▶ _Stated exercise_: Every line that includes the word "Никиты" is to be listed.

▶ _Records supplied_:
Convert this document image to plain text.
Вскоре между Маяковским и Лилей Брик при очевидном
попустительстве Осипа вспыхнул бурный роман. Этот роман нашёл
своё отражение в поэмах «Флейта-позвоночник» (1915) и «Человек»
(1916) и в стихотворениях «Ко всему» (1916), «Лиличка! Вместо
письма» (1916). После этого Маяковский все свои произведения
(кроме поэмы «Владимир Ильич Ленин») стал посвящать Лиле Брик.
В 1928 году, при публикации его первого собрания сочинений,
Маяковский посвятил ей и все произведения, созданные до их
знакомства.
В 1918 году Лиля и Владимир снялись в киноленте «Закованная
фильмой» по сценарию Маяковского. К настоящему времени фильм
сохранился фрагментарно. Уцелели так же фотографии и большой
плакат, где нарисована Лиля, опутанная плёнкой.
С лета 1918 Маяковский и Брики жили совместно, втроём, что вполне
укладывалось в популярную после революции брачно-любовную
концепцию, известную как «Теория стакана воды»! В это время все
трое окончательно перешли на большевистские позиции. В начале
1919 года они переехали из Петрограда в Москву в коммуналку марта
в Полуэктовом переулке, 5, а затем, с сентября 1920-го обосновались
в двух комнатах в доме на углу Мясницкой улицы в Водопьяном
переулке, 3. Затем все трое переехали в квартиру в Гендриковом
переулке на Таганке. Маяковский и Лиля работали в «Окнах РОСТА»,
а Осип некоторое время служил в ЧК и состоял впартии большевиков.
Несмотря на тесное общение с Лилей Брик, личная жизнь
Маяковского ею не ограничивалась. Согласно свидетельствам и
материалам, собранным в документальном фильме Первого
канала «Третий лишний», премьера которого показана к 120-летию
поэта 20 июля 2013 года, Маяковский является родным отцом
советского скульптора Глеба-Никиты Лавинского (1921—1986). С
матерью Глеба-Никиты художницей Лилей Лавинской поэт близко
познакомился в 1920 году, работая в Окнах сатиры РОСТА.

▶ _Answer to the problem_:
советского скульптора Глеба-Никиты Лавинского (1921—1986). С
матерью Глеба-Никиты художницей Лилей Лавинской поэт близко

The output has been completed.